▶ [Goal]:
Repeat every record below exactly, leaving out the pictures.

§ §

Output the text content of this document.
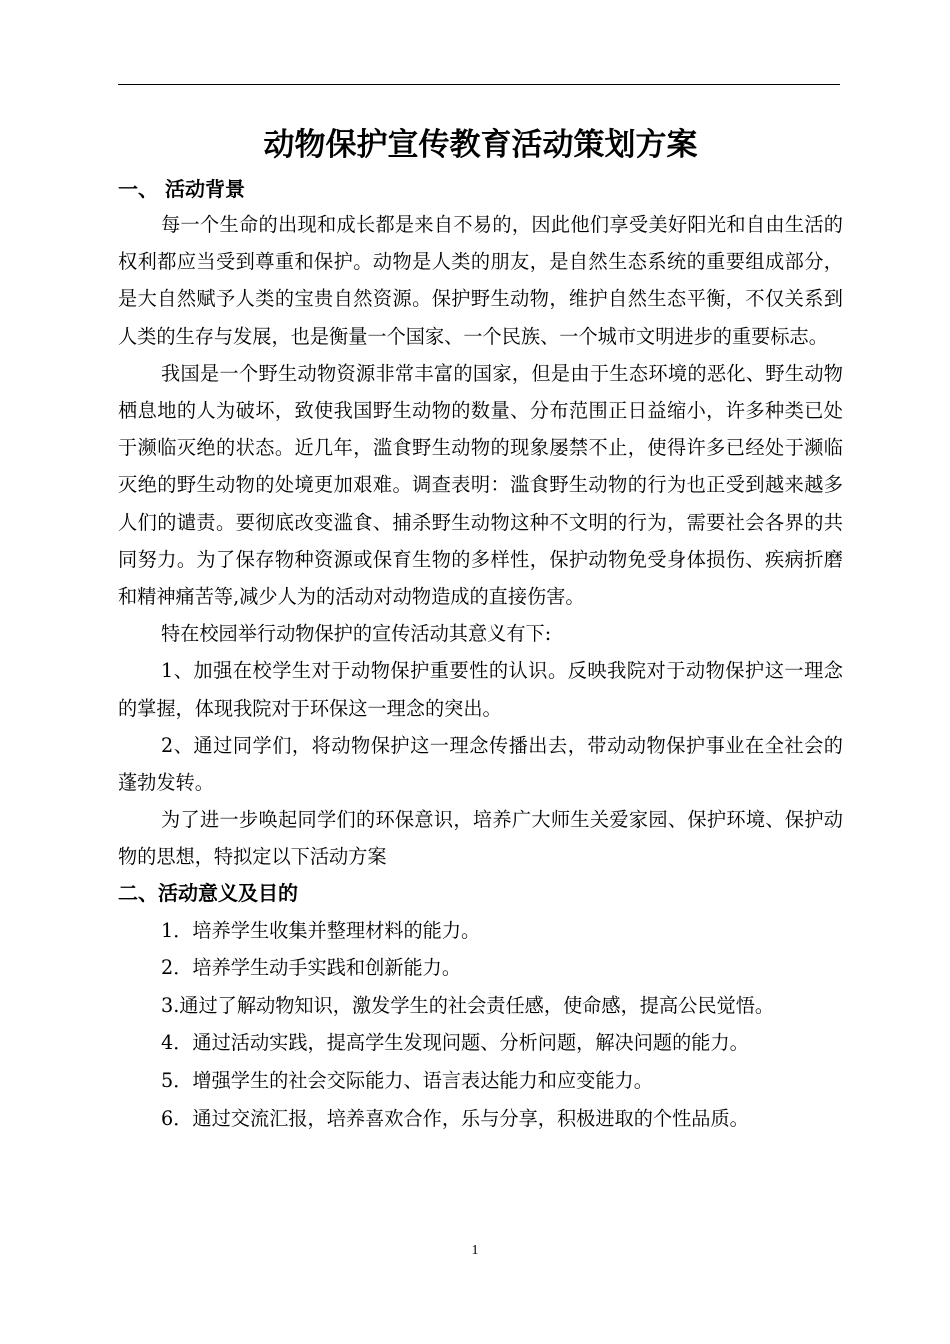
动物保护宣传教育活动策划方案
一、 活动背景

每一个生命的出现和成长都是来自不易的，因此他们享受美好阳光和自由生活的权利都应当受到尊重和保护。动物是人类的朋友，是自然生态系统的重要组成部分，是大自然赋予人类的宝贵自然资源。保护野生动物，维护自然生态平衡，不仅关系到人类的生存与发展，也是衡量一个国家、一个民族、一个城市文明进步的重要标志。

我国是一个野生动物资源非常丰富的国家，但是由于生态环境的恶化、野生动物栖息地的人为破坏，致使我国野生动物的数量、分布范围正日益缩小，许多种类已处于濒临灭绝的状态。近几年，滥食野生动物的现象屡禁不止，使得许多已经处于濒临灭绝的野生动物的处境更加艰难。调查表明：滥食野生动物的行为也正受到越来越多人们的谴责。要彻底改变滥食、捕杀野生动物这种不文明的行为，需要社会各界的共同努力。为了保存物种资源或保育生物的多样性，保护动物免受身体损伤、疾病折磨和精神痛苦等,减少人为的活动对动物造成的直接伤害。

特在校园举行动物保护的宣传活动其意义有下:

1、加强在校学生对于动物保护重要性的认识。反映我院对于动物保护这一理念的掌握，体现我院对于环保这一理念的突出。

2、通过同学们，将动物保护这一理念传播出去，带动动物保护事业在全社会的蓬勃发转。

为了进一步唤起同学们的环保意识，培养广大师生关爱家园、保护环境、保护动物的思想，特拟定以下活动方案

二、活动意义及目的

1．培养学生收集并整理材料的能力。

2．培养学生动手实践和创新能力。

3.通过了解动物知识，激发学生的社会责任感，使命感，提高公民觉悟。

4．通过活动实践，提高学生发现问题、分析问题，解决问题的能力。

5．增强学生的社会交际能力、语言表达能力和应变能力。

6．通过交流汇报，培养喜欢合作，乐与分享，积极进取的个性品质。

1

§ §

▶ [Response]:
Output the text content of this document.
动物保护宣传教育活动策划方案
一、 活动背景

每一个生命的出现和成长都是来自不易的，因此他们享受美好阳光和自由生活的权利都应当受到尊重和保护。动物是人类的朋友，是自然生态系统的重要组成部分，是大自然赋予人类的宝贵自然资源。保护野生动物，维护自然生态平衡，不仅关系到人类的生存与发展，也是衡量一个国家、一个民族、一个城市文明进步的重要标志。

我国是一个野生动物资源非常丰富的国家，但是由于生态环境的恶化、野生动物栖息地的人为破坏，致使我国野生动物的数量、分布范围正日益缩小，许多种类已处于濒临灭绝的状态。近几年，滥食野生动物的现象屡禁不止，使得许多已经处于濒临灭绝的野生动物的处境更加艰难。调查表明：滥食野生动物的行为也正受到越来越多人们的谴责。要彻底改变滥食、捕杀野生动物这种不文明的行为，需要社会各界的共同努力。为了保存物种资源或保育生物的多样性，保护动物免受身体损伤、疾病折磨和精神痛苦等,减少人为的活动对动物造成的直接伤害。

特在校园举行动物保护的宣传活动其意义有下:

1、加强在校学生对于动物保护重要性的认识。反映我院对于动物保护这一理念的掌握，体现我院对于环保这一理念的突出。

2、通过同学们，将动物保护这一理念传播出去，带动动物保护事业在全社会的蓬勃发转。

为了进一步唤起同学们的环保意识，培养广大师生关爱家园、保护环境、保护动物的思想，特拟定以下活动方案

二、活动意义及目的

1．培养学生收集并整理材料的能力。

2．培养学生动手实践和创新能力。

3.通过了解动物知识，激发学生的社会责任感，使命感，提高公民觉悟。

4．通过活动实践，提高学生发现问题、分析问题，解决问题的能力。

5．增强学生的社会交际能力、语言表达能力和应变能力。

6．通过交流汇报，培养喜欢合作，乐与分享，积极进取的个性品质。

1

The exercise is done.